» WORK REQUIRED: Lift every line from the entries that includes the word "Räte".

» PROVIDED ENTRIES:
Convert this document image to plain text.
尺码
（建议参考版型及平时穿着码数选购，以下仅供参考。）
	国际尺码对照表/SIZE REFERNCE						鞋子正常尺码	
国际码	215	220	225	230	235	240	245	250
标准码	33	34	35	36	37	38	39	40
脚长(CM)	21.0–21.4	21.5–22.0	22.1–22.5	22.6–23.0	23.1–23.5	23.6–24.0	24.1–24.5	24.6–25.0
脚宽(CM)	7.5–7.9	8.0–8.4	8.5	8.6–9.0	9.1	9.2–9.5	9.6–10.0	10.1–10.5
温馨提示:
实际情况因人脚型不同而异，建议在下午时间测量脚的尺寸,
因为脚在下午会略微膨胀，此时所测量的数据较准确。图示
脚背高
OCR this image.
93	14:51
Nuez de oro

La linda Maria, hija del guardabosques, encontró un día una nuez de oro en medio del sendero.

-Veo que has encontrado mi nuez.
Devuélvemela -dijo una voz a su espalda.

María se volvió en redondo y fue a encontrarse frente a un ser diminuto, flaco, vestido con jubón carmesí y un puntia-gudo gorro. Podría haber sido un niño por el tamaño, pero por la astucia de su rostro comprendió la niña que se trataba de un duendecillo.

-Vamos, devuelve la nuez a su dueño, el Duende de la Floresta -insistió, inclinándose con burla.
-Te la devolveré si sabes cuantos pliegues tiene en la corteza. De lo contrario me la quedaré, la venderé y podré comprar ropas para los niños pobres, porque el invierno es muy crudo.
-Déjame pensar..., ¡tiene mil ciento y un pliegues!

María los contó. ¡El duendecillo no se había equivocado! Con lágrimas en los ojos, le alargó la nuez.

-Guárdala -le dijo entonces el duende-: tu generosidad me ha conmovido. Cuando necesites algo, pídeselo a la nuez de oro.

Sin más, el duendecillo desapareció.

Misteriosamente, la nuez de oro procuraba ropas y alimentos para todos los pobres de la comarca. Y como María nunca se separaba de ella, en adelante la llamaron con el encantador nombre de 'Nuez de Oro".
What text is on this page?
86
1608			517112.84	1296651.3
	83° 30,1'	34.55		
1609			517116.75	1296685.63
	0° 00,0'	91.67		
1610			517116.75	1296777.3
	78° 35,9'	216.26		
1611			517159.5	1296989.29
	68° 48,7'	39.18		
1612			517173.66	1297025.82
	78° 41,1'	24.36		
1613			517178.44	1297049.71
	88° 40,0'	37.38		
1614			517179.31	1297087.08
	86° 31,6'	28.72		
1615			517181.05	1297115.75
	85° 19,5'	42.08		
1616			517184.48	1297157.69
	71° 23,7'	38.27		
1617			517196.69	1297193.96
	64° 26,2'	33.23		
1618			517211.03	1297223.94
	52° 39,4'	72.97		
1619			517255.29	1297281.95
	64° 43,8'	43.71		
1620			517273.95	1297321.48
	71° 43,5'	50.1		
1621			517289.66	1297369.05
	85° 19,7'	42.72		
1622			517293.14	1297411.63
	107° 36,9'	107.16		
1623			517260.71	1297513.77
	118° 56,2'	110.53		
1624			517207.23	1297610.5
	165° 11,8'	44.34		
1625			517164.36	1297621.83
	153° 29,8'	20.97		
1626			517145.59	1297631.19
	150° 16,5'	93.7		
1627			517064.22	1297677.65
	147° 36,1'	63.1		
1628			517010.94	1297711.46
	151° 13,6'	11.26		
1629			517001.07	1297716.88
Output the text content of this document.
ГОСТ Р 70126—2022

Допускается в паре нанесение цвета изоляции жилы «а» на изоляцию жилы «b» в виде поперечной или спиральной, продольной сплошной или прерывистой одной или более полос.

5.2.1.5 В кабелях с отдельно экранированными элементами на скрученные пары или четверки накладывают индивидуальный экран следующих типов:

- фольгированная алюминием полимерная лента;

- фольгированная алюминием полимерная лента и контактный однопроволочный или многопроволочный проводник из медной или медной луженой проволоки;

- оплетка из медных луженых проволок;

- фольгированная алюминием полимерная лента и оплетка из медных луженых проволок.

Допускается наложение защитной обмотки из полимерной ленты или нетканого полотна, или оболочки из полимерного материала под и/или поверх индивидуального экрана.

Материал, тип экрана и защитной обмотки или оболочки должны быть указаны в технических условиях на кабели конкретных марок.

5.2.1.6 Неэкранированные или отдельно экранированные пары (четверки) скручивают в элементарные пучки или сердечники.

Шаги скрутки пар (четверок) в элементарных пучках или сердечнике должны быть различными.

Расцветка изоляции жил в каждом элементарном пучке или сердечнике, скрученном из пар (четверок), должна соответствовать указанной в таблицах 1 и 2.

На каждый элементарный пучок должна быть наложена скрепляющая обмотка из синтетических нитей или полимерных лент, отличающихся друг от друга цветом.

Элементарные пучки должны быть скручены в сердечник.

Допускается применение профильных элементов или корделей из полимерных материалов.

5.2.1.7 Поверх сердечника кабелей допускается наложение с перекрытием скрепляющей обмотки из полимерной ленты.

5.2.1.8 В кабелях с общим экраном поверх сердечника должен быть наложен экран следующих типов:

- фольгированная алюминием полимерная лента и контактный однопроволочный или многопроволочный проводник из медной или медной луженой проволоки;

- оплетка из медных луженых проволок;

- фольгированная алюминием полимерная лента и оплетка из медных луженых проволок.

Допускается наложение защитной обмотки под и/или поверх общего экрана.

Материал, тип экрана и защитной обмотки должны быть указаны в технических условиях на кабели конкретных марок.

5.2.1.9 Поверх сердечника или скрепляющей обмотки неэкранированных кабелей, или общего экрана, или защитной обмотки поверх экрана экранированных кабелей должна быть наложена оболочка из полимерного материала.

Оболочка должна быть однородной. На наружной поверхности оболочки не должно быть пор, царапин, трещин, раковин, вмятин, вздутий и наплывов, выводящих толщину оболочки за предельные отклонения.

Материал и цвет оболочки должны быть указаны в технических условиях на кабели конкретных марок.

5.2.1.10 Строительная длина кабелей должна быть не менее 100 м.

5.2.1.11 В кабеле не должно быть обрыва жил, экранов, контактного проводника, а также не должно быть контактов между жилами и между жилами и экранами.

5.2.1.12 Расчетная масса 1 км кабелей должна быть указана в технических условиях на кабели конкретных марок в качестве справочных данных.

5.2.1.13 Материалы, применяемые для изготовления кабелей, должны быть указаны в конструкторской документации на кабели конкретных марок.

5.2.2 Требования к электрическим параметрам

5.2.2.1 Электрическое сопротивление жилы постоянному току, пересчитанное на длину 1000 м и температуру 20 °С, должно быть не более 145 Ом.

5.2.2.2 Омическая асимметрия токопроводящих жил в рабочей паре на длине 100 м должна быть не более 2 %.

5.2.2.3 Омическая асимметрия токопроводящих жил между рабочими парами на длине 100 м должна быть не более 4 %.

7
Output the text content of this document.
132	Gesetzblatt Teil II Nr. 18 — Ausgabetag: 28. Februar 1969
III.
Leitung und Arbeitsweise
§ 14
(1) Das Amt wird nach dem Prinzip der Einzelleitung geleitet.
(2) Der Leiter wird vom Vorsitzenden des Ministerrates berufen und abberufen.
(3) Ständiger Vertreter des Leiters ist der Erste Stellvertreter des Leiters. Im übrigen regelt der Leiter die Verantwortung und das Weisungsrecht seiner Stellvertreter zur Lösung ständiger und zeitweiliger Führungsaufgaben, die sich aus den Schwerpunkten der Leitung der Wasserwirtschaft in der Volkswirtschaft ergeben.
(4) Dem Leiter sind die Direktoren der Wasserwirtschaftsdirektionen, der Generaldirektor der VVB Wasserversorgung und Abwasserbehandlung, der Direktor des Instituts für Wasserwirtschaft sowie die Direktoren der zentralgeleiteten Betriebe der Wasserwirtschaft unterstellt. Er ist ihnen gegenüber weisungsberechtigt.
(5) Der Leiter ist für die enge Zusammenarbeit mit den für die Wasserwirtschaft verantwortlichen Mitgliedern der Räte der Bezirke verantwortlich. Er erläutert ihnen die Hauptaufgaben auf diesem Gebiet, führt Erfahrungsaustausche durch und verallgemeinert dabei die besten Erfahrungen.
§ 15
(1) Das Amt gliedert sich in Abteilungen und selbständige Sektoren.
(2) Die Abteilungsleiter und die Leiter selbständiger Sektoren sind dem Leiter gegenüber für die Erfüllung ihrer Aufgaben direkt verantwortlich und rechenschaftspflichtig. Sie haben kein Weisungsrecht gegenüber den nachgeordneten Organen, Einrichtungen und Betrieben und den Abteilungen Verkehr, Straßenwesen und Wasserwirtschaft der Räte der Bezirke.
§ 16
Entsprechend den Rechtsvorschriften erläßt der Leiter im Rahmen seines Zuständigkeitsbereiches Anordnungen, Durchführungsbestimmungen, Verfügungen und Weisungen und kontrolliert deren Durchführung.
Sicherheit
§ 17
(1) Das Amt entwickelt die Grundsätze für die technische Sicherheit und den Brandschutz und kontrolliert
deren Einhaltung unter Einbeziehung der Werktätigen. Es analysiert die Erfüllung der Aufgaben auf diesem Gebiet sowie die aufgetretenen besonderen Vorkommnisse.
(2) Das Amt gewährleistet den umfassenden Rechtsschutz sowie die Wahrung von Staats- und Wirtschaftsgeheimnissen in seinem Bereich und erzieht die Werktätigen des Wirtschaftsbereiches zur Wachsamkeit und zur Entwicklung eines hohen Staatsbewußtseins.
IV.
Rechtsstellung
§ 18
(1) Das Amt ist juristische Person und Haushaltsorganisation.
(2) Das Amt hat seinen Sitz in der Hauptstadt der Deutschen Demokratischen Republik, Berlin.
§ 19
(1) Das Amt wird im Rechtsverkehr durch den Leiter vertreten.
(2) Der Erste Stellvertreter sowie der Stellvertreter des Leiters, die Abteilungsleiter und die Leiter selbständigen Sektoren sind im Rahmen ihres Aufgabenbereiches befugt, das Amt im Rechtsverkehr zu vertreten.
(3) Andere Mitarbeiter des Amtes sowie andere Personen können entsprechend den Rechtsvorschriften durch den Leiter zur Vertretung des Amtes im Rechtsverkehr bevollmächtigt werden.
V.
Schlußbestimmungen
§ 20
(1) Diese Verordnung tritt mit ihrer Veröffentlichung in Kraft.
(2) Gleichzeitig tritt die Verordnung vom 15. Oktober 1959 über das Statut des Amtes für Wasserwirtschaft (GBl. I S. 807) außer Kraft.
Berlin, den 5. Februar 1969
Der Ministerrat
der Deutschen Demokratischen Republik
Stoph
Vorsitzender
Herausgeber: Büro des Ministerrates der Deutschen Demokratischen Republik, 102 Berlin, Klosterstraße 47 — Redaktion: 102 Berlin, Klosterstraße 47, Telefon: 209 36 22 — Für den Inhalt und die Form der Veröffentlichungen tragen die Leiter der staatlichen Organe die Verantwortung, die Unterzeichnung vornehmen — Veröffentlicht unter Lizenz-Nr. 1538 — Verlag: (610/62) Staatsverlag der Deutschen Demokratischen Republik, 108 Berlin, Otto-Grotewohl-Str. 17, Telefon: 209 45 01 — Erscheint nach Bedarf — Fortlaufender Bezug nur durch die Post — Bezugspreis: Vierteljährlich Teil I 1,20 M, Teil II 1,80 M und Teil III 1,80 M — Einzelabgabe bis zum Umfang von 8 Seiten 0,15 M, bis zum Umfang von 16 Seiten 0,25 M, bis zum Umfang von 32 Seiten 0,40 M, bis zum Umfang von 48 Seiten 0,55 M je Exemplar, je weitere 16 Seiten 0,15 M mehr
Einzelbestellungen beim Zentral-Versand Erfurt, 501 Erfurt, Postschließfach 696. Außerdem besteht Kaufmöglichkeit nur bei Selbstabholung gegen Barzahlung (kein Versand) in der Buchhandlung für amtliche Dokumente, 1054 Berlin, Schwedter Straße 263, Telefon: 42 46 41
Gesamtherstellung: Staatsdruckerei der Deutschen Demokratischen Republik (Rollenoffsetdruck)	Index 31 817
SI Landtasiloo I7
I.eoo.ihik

» SOLUTION BELOW:
(5) Der Leiter ist für die enge Zusammenarbeit mit den für die Wasserwirtschaft verantwortlichen Mitgliedern der Räte der Bezirke verantwortlich. Er erläutert ihnen die Hauptaufgaben auf diesem Gebiet, führt Erfahrungsaustausche durch und verallgemeinert dabei die besten Erfahrungen.
(2) Die Abteilungsleiter und die Leiter selbständiger Sektoren sind dem Leiter gegenüber für die Erfüllung ihrer Aufgaben direkt verantwortlich und rechenschaftspflichtig. Sie haben kein Weisungsrecht gegenüber den nachgeordneten Organen, Einrichtungen und Betrieben und den Abteilungen Verkehr, Straßenwesen und Wasserwirtschaft der Räte der Bezirke.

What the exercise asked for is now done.